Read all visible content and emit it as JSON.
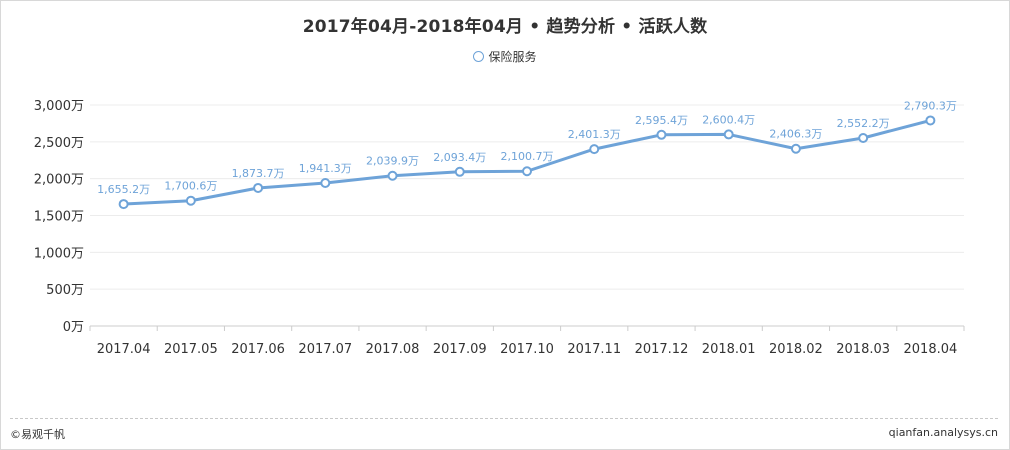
{
  "title": "2017年04月-2018年04月 • 趋势分析 • 活跃人数",
  "legend": {
    "label": "保险服务"
  },
  "footer": {
    "copyright": "©易观千帆",
    "site": "qianfan.analysys.cn"
  },
  "colors": {
    "series": "#6ea3d8",
    "label": "#6ea3d8",
    "axis": "#333333",
    "grid": "#ececec"
  },
  "chart_data": {
    "type": "line",
    "title": "2017年04月-2018年04月 • 趋势分析 • 活跃人数",
    "xlabel": "",
    "ylabel": "",
    "categories": [
      "2017.04",
      "2017.05",
      "2017.06",
      "2017.07",
      "2017.08",
      "2017.09",
      "2017.10",
      "2017.11",
      "2017.12",
      "2018.01",
      "2018.02",
      "2018.03",
      "2018.04"
    ],
    "series": [
      {
        "name": "保险服务",
        "values": [
          1655.2,
          1700.6,
          1873.7,
          1941.3,
          2039.9,
          2093.4,
          2100.7,
          2401.3,
          2595.4,
          2600.4,
          2406.3,
          2552.2,
          2790.3
        ],
        "labels": [
          "1,655.2万",
          "1,700.6万",
          "1,873.7万",
          "1,941.3万",
          "2,039.9万",
          "2,093.4万",
          "2,100.7万",
          "2,401.3万",
          "2,595.4万",
          "2,600.4万",
          "2,406.3万",
          "2,552.2万",
          "2,790.3万"
        ]
      }
    ],
    "y_ticks": [
      0,
      500,
      1000,
      1500,
      2000,
      2500,
      3000
    ],
    "y_tick_labels": [
      "0万",
      "500万",
      "1,000万",
      "1,500万",
      "2,000万",
      "2,500万",
      "3,000万"
    ],
    "ylim": [
      0,
      3000
    ],
    "grid": true,
    "legend_position": "top-center"
  }
}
######
#### [GOAL OF THE EXERCISE]
Repeat the lines above exactly, and keep every picture out.

#### [THE OUTPUT]
Read all visible content and emit it as JSON.
{
  "title": "2017年04月-2018年04月 • 趋势分析 • 活跃人数",
  "legend": {
    "label": "保险服务"
  },
  "footer": {
    "copyright": "©易观千帆",
    "site": "qianfan.analysys.cn"
  },
  "colors": {
    "series": "#6ea3d8",
    "label": "#6ea3d8",
    "axis": "#333333",
    "grid": "#ececec"
  },
  "chart_data": {
    "type": "line",
    "title": "2017年04月-2018年04月 • 趋势分析 • 活跃人数",
    "xlabel": "",
    "ylabel": "",
    "categories": [
      "2017.04",
      "2017.05",
      "2017.06",
      "2017.07",
      "2017.08",
      "2017.09",
      "2017.10",
      "2017.11",
      "2017.12",
      "2018.01",
      "2018.02",
      "2018.03",
      "2018.04"
    ],
    "series": [
      {
        "name": "保险服务",
        "values": [
          1655.2,
          1700.6,
          1873.7,
          1941.3,
          2039.9,
          2093.4,
          2100.7,
          2401.3,
          2595.4,
          2600.4,
          2406.3,
          2552.2,
          2790.3
        ],
        "labels": [
          "1,655.2万",
          "1,700.6万",
          "1,873.7万",
          "1,941.3万",
          "2,039.9万",
          "2,093.4万",
          "2,100.7万",
          "2,401.3万",
          "2,595.4万",
          "2,600.4万",
          "2,406.3万",
          "2,552.2万",
          "2,790.3万"
        ]
      }
    ],
    "y_ticks": [
      0,
      500,
      1000,
      1500,
      2000,
      2500,
      3000
    ],
    "y_tick_labels": [
      "0万",
      "500万",
      "1,000万",
      "1,500万",
      "2,000万",
      "2,500万",
      "3,000万"
    ],
    "ylim": [
      0,
      3000
    ],
    "grid": true,
    "legend_position": "top-center"
  }
}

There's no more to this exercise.